#### JOB
Report how many lines in the records hold the string "this"; give the number and nothing else.

## begin RECORDS

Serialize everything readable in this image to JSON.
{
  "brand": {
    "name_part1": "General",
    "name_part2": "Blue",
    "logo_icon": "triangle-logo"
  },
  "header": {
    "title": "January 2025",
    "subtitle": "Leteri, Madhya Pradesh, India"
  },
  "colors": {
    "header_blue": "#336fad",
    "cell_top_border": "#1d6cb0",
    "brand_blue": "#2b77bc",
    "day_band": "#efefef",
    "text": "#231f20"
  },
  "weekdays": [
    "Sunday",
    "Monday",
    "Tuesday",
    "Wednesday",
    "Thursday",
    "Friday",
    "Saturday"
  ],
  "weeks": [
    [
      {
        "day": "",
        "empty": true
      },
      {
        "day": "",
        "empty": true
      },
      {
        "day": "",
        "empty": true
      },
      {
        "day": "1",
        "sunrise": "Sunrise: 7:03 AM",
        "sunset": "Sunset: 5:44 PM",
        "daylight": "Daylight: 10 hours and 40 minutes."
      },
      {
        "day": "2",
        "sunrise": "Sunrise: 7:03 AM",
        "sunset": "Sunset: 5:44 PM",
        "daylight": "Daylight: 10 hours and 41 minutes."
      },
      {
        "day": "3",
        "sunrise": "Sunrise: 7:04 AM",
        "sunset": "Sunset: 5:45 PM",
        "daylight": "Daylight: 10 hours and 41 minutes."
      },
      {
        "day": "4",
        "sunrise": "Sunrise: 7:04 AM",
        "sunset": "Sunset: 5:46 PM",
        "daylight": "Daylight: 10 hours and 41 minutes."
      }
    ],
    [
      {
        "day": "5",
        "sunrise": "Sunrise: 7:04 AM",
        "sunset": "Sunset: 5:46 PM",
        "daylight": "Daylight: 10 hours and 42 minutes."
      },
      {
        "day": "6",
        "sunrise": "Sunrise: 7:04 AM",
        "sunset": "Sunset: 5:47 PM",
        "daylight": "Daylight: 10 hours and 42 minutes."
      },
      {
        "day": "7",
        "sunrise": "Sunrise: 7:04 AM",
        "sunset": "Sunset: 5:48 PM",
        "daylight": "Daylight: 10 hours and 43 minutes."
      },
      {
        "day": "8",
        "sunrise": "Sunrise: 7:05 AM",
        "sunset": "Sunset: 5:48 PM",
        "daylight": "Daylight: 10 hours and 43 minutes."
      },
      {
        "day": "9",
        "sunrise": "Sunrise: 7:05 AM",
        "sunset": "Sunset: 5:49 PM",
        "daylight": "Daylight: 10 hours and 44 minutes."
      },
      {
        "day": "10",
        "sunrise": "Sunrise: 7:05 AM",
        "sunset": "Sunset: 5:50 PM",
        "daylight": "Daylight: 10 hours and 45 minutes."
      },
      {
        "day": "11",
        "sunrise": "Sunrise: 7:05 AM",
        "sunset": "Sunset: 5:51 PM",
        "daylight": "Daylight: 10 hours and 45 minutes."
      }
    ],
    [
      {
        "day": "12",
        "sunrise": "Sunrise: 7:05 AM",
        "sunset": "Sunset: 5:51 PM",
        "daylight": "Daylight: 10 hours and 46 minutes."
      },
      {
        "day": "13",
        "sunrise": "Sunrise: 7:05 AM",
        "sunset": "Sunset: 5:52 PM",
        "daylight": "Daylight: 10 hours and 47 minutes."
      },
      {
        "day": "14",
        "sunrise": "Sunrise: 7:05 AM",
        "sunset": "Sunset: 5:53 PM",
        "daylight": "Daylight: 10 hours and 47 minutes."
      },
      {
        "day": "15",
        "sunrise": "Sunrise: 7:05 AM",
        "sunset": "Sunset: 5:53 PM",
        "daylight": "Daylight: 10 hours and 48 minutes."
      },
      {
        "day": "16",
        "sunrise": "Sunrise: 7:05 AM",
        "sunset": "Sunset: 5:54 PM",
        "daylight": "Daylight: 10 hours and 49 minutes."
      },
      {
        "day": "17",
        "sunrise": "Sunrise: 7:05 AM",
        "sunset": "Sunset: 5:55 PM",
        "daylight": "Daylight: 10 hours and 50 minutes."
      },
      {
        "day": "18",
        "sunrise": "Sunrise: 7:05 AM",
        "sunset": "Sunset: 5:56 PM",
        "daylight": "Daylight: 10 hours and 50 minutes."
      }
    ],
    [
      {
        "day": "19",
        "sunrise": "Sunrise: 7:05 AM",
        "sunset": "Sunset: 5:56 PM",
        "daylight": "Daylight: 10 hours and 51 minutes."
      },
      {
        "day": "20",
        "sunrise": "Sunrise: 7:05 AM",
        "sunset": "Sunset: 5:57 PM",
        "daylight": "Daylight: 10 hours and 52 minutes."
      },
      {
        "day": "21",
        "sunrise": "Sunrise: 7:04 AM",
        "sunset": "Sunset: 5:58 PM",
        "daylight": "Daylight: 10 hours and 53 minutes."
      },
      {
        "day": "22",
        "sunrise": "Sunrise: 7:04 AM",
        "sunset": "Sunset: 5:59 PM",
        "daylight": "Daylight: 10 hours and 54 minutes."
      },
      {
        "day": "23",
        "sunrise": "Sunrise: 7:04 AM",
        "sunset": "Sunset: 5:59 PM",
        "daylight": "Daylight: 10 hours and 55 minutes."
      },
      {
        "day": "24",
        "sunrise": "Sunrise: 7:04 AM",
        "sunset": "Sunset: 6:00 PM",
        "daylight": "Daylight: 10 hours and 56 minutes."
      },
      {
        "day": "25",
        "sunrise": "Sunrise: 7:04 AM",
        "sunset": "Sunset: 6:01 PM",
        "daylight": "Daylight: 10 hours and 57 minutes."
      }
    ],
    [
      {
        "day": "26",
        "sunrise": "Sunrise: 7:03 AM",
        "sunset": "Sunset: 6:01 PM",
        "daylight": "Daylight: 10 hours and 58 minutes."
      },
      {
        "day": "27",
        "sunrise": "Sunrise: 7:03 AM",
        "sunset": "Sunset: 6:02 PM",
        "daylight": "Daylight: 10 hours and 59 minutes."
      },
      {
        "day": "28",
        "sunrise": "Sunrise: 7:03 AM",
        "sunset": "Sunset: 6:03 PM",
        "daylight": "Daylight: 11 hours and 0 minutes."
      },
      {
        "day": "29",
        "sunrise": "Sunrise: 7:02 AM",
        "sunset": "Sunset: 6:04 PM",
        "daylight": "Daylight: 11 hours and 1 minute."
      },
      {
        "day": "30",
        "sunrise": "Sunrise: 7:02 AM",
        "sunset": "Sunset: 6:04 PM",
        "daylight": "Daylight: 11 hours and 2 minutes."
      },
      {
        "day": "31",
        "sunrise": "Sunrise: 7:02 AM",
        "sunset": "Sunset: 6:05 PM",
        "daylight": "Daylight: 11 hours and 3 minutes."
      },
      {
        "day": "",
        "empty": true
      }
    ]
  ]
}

## end RECORDS
## begin RECORDS

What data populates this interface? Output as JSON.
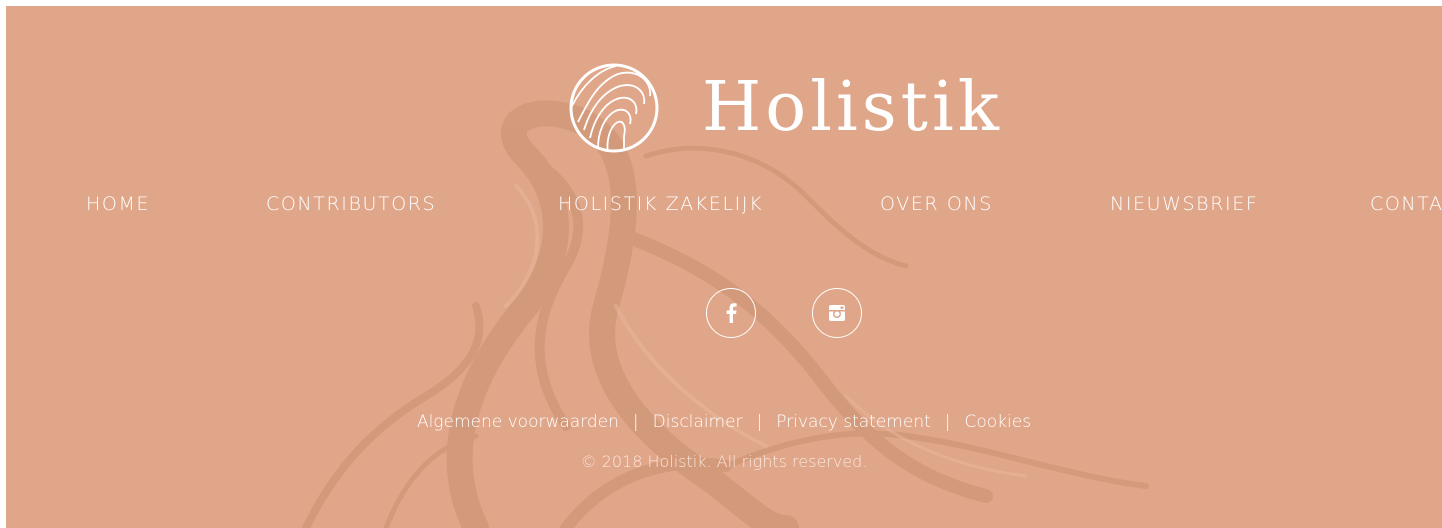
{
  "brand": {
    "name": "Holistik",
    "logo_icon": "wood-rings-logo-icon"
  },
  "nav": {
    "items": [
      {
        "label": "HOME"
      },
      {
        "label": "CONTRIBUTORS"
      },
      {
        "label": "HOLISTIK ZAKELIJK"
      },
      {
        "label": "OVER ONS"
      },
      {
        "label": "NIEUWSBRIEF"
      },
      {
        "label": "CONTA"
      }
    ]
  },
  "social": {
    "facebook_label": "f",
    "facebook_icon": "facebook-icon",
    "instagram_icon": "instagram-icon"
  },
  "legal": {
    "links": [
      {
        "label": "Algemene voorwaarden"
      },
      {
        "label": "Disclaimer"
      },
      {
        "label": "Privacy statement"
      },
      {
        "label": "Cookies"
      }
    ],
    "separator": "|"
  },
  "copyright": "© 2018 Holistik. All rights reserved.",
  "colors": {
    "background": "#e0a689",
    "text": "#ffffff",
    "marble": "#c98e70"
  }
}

## end RECORDS

#### THE OUTPUT
2